* Begin Source material *

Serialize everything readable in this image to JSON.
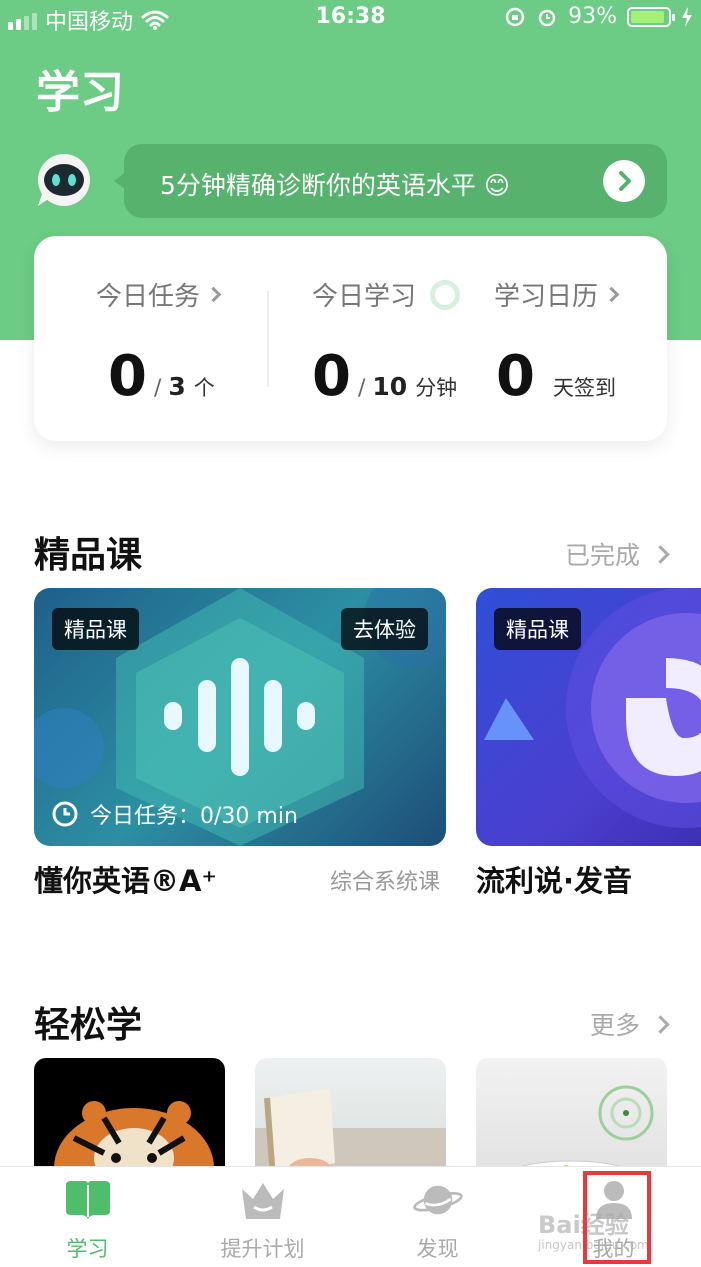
{
  "status_bar": {
    "carrier": "中国移动",
    "time": "16:38",
    "battery": "93%",
    "battery_level": 0.93
  },
  "header": {
    "title": "学习"
  },
  "assistant": {
    "prompt": "5分钟精确诊断你的英语水平 😊"
  },
  "stats": {
    "today_task": {
      "label": "今日任务",
      "value": "0",
      "total": "3",
      "unit": "个"
    },
    "today_study": {
      "label": "今日学习",
      "value": "0",
      "total": "10",
      "unit": "分钟"
    },
    "calendar": {
      "label": "学习日历",
      "value": "0",
      "unit": "天签到"
    }
  },
  "premium": {
    "title": "精品课",
    "link": "已完成",
    "courses": [
      {
        "tag": "精品课",
        "action": "去体验",
        "task": "今日任务：0/30 min",
        "name": "懂你英语®A⁺",
        "subtitle": "综合系统课"
      },
      {
        "tag": "精品课",
        "name": "流利说·发音"
      }
    ]
  },
  "easy": {
    "title": "轻松学",
    "link": "更多"
  },
  "nav": [
    {
      "label": "学习",
      "icon": "book-icon",
      "active": true
    },
    {
      "label": "提升计划",
      "icon": "crown-icon",
      "active": false
    },
    {
      "label": "发现",
      "icon": "planet-icon",
      "active": false
    },
    {
      "label": "我的",
      "icon": "profile-icon",
      "active": false
    }
  ],
  "watermark": {
    "text": "Bai经验",
    "sub": "jingyan.baidu.com"
  },
  "colors": {
    "brand_green": "#6ccb84",
    "active_green": "#4fbd6a",
    "highlight": "#e83a3a"
  }
}
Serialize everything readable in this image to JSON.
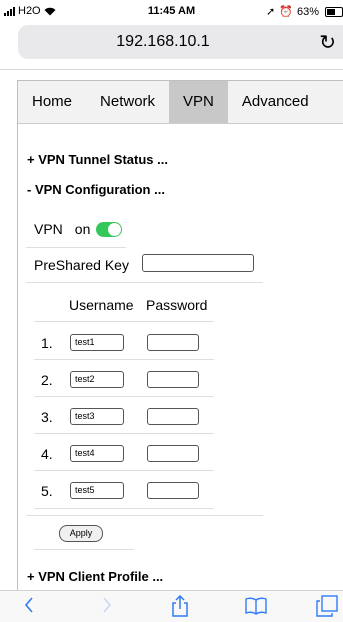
{
  "status_bar": {
    "carrier": "H2O",
    "time": "11:45 AM",
    "battery": "63%",
    "battery_level": 0.63
  },
  "address_bar": {
    "url": "192.168.10.1"
  },
  "tabs": [
    {
      "label": "Home"
    },
    {
      "label": "Network"
    },
    {
      "label": "VPN",
      "active": true
    },
    {
      "label": "Advanced"
    }
  ],
  "sections": {
    "tunnel_status": "+ VPN Tunnel Status ...",
    "configuration": "- VPN Configuration ...",
    "client_profile": "+ VPN Client Profile ..."
  },
  "vpn": {
    "label": "VPN",
    "state": "on",
    "enabled": true
  },
  "preshared_key": {
    "label": "PreShared Key",
    "value": ""
  },
  "users_table": {
    "headers": [
      "Username",
      "Password"
    ],
    "rows": [
      {
        "num": "1.",
        "username": "test1",
        "password": ""
      },
      {
        "num": "2.",
        "username": "test2",
        "password": ""
      },
      {
        "num": "3.",
        "username": "test3",
        "password": ""
      },
      {
        "num": "4.",
        "username": "test4",
        "password": ""
      },
      {
        "num": "5.",
        "username": "test5",
        "password": ""
      }
    ]
  },
  "apply_label": "Apply",
  "colors": {
    "accent": "#2f7cf6",
    "toggle_on": "#34c759",
    "active_tab": "#c8c8c8"
  },
  "toolbar_icons": [
    "back-icon",
    "forward-icon",
    "share-icon",
    "bookmarks-icon",
    "tabs-icon"
  ]
}
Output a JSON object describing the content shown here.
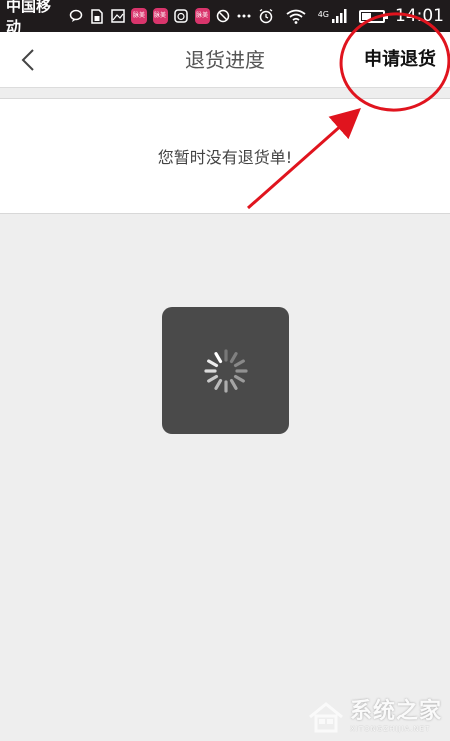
{
  "status_bar": {
    "carrier": "中国移动",
    "app_badge_label": "脉美",
    "network": "4G",
    "time": "14:01"
  },
  "nav": {
    "title": "退货进度",
    "apply_label": "申请退货"
  },
  "empty": {
    "message": "您暂时没有退货单!"
  },
  "watermark": {
    "title": "系统之家",
    "subtitle": "XITONGZHIJIA.NET"
  },
  "colors": {
    "status_bar_bg": "#1f1b1c",
    "annotation_red": "#e0141e",
    "loader_bg": "#4a4a4a",
    "page_bg": "#eeeeee"
  }
}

* End Source material *

What to do. Your task is to gather all lines from the entries above that hold the word "subtitle".

Worked answer.
        "subtitle": "综合系统课"
    "subtitle": "XITONGZHIJIA.NET"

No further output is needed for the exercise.